Dataset items:
::::
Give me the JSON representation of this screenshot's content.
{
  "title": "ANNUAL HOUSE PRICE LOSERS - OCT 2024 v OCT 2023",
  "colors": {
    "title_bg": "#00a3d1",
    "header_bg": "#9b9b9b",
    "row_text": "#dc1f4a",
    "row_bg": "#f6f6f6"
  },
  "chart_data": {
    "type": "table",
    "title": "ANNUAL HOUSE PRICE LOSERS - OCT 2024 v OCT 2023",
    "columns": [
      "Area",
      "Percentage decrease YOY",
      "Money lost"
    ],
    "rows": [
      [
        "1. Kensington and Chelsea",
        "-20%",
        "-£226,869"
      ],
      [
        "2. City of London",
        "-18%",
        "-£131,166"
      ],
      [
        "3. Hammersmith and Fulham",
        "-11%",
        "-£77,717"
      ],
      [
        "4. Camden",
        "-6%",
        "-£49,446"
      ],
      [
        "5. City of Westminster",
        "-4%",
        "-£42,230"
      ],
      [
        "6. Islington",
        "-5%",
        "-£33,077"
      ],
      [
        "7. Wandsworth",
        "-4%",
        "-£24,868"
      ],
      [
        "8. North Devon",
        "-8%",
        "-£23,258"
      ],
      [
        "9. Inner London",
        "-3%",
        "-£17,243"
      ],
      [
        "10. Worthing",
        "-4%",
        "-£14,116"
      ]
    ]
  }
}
::::
Exercise instructions: Give a word-for-word copy of the records.

Expected answer:
Give me the JSON representation of this screenshot's content.
{
  "title": "ANNUAL HOUSE PRICE LOSERS - OCT 2024 v OCT 2023",
  "colors": {
    "title_bg": "#00a3d1",
    "header_bg": "#9b9b9b",
    "row_text": "#dc1f4a",
    "row_bg": "#f6f6f6"
  },
  "chart_data": {
    "type": "table",
    "title": "ANNUAL HOUSE PRICE LOSERS - OCT 2024 v OCT 2023",
    "columns": [
      "Area",
      "Percentage decrease YOY",
      "Money lost"
    ],
    "rows": [
      [
        "1. Kensington and Chelsea",
        "-20%",
        "-£226,869"
      ],
      [
        "2. City of London",
        "-18%",
        "-£131,166"
      ],
      [
        "3. Hammersmith and Fulham",
        "-11%",
        "-£77,717"
      ],
      [
        "4. Camden",
        "-6%",
        "-£49,446"
      ],
      [
        "5. City of Westminster",
        "-4%",
        "-£42,230"
      ],
      [
        "6. Islington",
        "-5%",
        "-£33,077"
      ],
      [
        "7. Wandsworth",
        "-4%",
        "-£24,868"
      ],
      [
        "8. North Devon",
        "-8%",
        "-£23,258"
      ],
      [
        "9. Inner London",
        "-3%",
        "-£17,243"
      ],
      [
        "10. Worthing",
        "-4%",
        "-£14,116"
      ]
    ]
  }
}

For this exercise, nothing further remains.